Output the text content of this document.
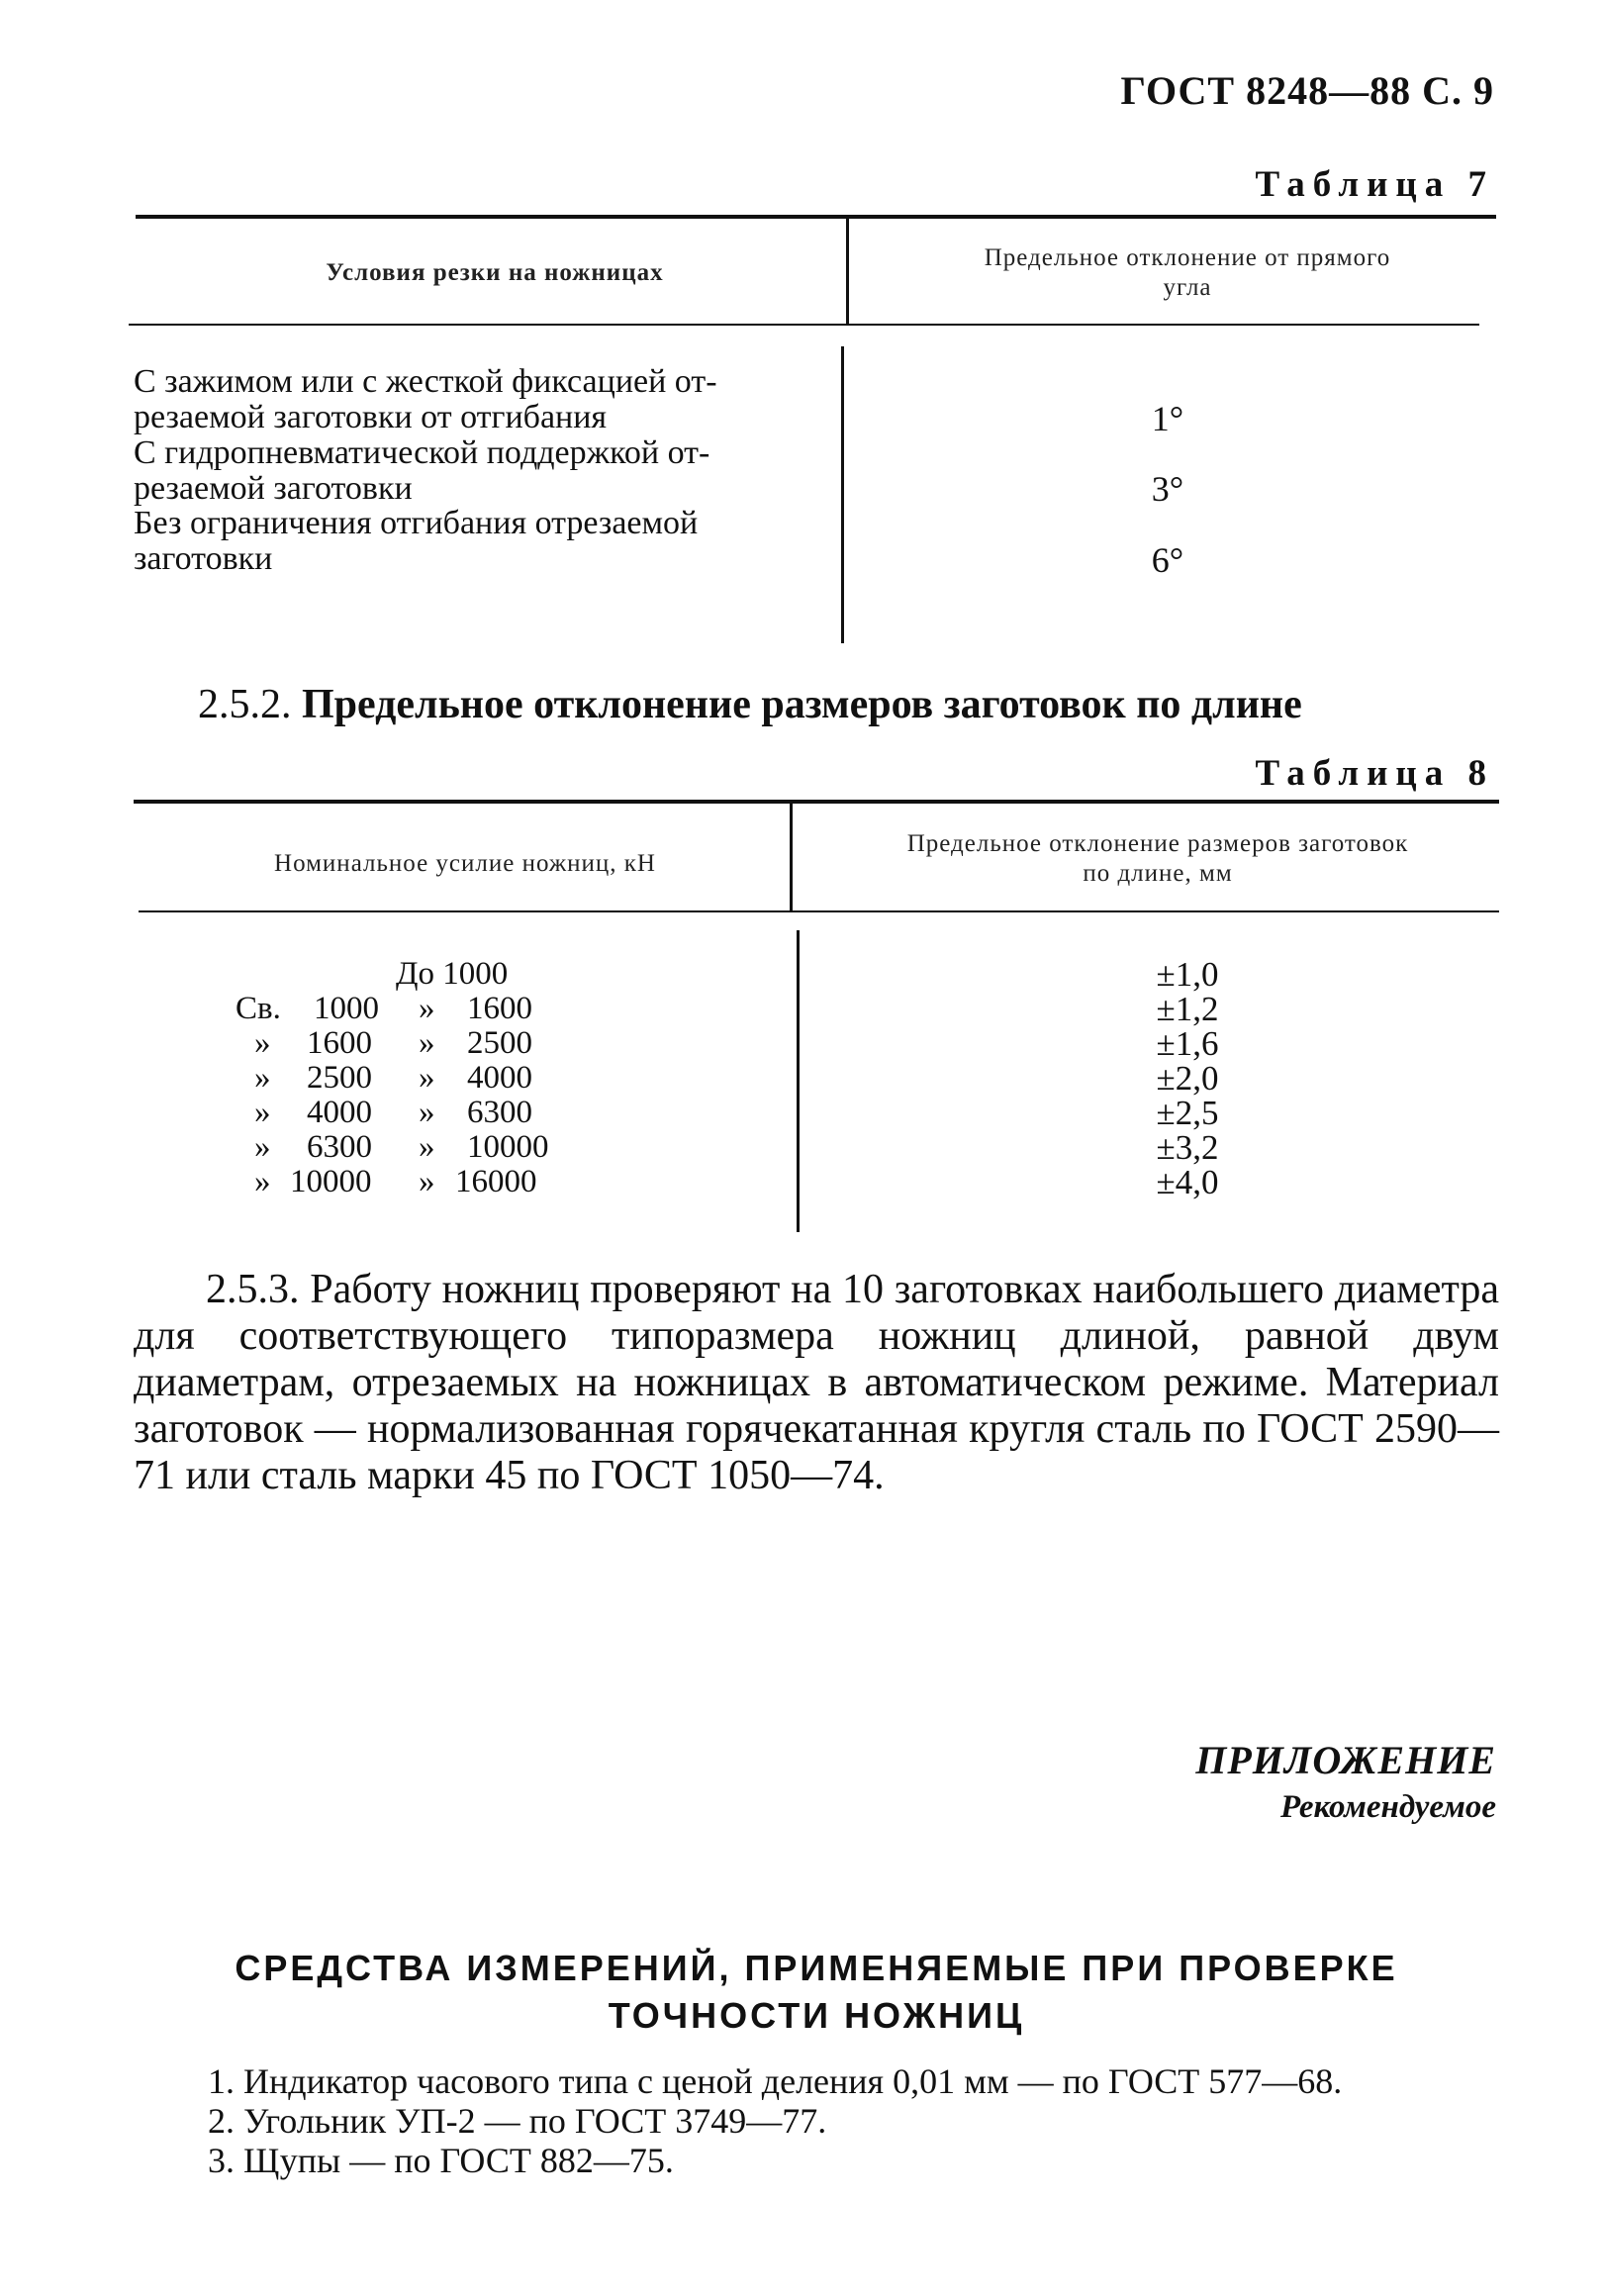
ГОСТ 8248—88 С. 9
Таблица 7
Условия резки на ножницах
Предельное отклонение от прямого
угла
С зажимом или с жесткой фиксацией от-
резаемой заготовки от отгибания
С гидропневматической поддержкой от-
резаемой заготовки
Без ограничения отгибания отрезаемой
заготовки
1°
3°
6°
2.5.2. Предельное отклонение размеров заготовок по длине
Таблица 8
Номинальное усилие ножниц, кН
Предельное отклонение размеров заготовок
по длине, мм
До 1000
Св. 1000 » 1600
» 1600 » 2500
» 2500 » 4000
» 4000 » 6300
» 6300 » 10000
» 10000 » 16000
±1,0
±1,2
±1,6
±2,0
±2,5
±3,2
±4,0
2.5.3. Работу ножниц проверяют на 10 заготовках наибольшего диаметра для соответствующего типоразмера ножниц длиной, равной двум диаметрам, отрезаемых на ножницах в автоматическом режиме. Материал заготовок — нормализованная горячекатанная кругля сталь по ГОСТ 2590—71 или сталь марки 45 по ГОСТ 1050—74.
ПРИЛОЖЕНИЕ
Рекомендуемое
СРЕДСТВА ИЗМЕРЕНИЙ, ПРИМЕНЯЕМЫЕ ПРИ ПРОВЕРКЕ
ТОЧНОСТИ НОЖНИЦ
1. Индикатор часового типа с ценой деления 0,01 мм — по ГОСТ 577—68.
2. Угольник УП-2 — по ГОСТ 3749—77.
3. Щупы — по ГОСТ 882—75.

» **Problem statement**: Do not include images; quote all of the entries above exactly.

» **Response below**:
Output the text content of this document.
ГОСТ 8248—88 С. 9
Таблица 7
Условия резки на ножницах
Предельное отклонение от прямого
угла
С зажимом или с жесткой фиксацией от-
резаемой заготовки от отгибания
С гидропневматической поддержкой от-
резаемой заготовки
Без ограничения отгибания отрезаемой
заготовки
1°
3°
6°
2.5.2. Предельное отклонение размеров заготовок по длине
Таблица 8
Номинальное усилие ножниц, кН
Предельное отклонение размеров заготовок
по длине, мм
До 1000
Св. 1000 » 1600
» 1600 » 2500
» 2500 » 4000
» 4000 » 6300
» 6300 » 10000
» 10000 » 16000
±1,0
±1,2
±1,6
±2,0
±2,5
±3,2
±4,0
2.5.3. Работу ножниц проверяют на 10 заготовках наибольшего диаметра для соответствующего типоразмера ножниц длиной, равной двум диаметрам, отрезаемых на ножницах в автоматическом режиме. Материал заготовок — нормализованная горячекатанная кругля сталь по ГОСТ 2590—71 или сталь марки 45 по ГОСТ 1050—74.
ПРИЛОЖЕНИЕ
Рекомендуемое
СРЕДСТВА ИЗМЕРЕНИЙ, ПРИМЕНЯЕМЫЕ ПРИ ПРОВЕРКЕ
ТОЧНОСТИ НОЖНИЦ
1. Индикатор часового типа с ценой деления 0,01 мм — по ГОСТ 577—68.
2. Угольник УП-2 — по ГОСТ 3749—77.
3. Щупы — по ГОСТ 882—75.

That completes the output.